§ **STATED PROBLEM**:
Your task is to output the entries below word for word.

§ **DATA SECTION**:
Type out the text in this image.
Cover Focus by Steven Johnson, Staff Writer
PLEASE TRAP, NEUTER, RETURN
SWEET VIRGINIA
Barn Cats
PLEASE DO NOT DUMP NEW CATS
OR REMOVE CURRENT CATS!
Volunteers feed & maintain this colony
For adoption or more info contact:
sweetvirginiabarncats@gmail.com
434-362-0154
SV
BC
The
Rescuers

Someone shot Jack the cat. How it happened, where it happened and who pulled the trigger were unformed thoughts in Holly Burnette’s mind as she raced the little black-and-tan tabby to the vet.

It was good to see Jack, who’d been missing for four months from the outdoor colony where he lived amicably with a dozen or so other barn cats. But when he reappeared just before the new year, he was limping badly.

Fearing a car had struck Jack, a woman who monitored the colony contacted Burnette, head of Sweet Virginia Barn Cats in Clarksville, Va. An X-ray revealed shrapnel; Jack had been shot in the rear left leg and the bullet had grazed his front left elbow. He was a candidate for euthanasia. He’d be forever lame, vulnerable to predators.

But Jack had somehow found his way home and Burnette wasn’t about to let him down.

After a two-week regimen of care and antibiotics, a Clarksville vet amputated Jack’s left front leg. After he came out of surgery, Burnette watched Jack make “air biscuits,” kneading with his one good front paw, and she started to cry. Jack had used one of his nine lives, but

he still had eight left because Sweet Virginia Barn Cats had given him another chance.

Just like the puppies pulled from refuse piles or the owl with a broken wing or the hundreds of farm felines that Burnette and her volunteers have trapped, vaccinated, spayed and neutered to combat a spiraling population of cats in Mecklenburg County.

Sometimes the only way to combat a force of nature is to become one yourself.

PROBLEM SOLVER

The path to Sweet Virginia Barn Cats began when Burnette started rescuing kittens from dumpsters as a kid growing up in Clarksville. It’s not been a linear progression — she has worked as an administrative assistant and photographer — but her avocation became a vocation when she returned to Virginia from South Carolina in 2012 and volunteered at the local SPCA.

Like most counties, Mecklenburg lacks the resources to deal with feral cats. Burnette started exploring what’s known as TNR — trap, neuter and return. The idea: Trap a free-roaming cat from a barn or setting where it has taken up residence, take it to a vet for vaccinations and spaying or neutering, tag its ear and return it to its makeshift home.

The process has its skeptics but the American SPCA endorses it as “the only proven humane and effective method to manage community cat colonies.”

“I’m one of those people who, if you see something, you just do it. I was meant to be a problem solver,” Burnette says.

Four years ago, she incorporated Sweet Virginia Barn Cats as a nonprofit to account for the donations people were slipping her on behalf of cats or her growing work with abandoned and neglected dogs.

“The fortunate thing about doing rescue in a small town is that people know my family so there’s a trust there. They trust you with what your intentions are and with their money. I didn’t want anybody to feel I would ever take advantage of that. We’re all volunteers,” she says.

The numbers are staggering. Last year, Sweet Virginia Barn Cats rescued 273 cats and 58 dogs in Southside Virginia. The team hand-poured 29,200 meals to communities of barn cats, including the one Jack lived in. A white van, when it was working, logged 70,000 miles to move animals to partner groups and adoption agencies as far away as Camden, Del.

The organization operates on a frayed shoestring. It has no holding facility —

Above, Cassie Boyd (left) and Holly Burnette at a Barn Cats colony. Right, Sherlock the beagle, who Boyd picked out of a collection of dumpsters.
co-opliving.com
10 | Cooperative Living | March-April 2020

§ **SOLUTION**:
Type out the text in this image.
Cover Focus by Steven Johnson, Staff Writer
PLEASE TRAP, NEUTER, RETURN
SWEET VIRGINIA
Barn Cats
PLEASE DO NOT DUMP NEW CATS
OR REMOVE CURRENT CATS!
Volunteers feed & maintain this colony
For adoption or more info contact:
sweetvirginiabarncats@gmail.com
434-362-0154
SV
BC
The
Rescuers

Someone shot Jack the cat. How it happened, where it happened and who pulled the trigger were unformed thoughts in Holly Burnette’s mind as she raced the little black-and-tan tabby to the vet.

It was good to see Jack, who’d been missing for four months from the outdoor colony where he lived amicably with a dozen or so other barn cats. But when he reappeared just before the new year, he was limping badly.

Fearing a car had struck Jack, a woman who monitored the colony contacted Burnette, head of Sweet Virginia Barn Cats in Clarksville, Va. An X-ray revealed shrapnel; Jack had been shot in the rear left leg and the bullet had grazed his front left elbow. He was a candidate for euthanasia. He’d be forever lame, vulnerable to predators.

But Jack had somehow found his way home and Burnette wasn’t about to let him down.

After a two-week regimen of care and antibiotics, a Clarksville vet amputated Jack’s left front leg. After he came out of surgery, Burnette watched Jack make “air biscuits,” kneading with his one good front paw, and she started to cry. Jack had used one of his nine lives, but

he still had eight left because Sweet Virginia Barn Cats had given him another chance.

Just like the puppies pulled from refuse piles or the owl with a broken wing or the hundreds of farm felines that Burnette and her volunteers have trapped, vaccinated, spayed and neutered to combat a spiraling population of cats in Mecklenburg County.

Sometimes the only way to combat a force of nature is to become one yourself.

PROBLEM SOLVER

The path to Sweet Virginia Barn Cats began when Burnette started rescuing kittens from dumpsters as a kid growing up in Clarksville. It’s not been a linear progression — she has worked as an administrative assistant and photographer — but her avocation became a vocation when she returned to Virginia from South Carolina in 2012 and volunteered at the local SPCA.

Like most counties, Mecklenburg lacks the resources to deal with feral cats. Burnette started exploring what’s known as TNR — trap, neuter and return. The idea: Trap a free-roaming cat from a barn or setting where it has taken up residence, take it to a vet for vaccinations and spaying or neutering, tag its ear and return it to its makeshift home.

The process has its skeptics but the American SPCA endorses it as “the only proven humane and effective method to manage community cat colonies.”

“I’m one of those people who, if you see something, you just do it. I was meant to be a problem solver,” Burnette says.

Four years ago, she incorporated Sweet Virginia Barn Cats as a nonprofit to account for the donations people were slipping her on behalf of cats or her growing work with abandoned and neglected dogs.

“The fortunate thing about doing rescue in a small town is that people know my family so there’s a trust there. They trust you with what your intentions are and with their money. I didn’t want anybody to feel I would ever take advantage of that. We’re all volunteers,” she says.

The numbers are staggering. Last year, Sweet Virginia Barn Cats rescued 273 cats and 58 dogs in Southside Virginia. The team hand-poured 29,200 meals to communities of barn cats, including the one Jack lived in. A white van, when it was working, logged 70,000 miles to move animals to partner groups and adoption agencies as far away as Camden, Del.

The organization operates on a frayed shoestring. It has no holding facility —

Above, Cassie Boyd (left) and Holly Burnette at a Barn Cats colony. Right, Sherlock the beagle, who Boyd picked out of a collection of dumpsters.
co-opliving.com
10 | Cooperative Living | March-April 2020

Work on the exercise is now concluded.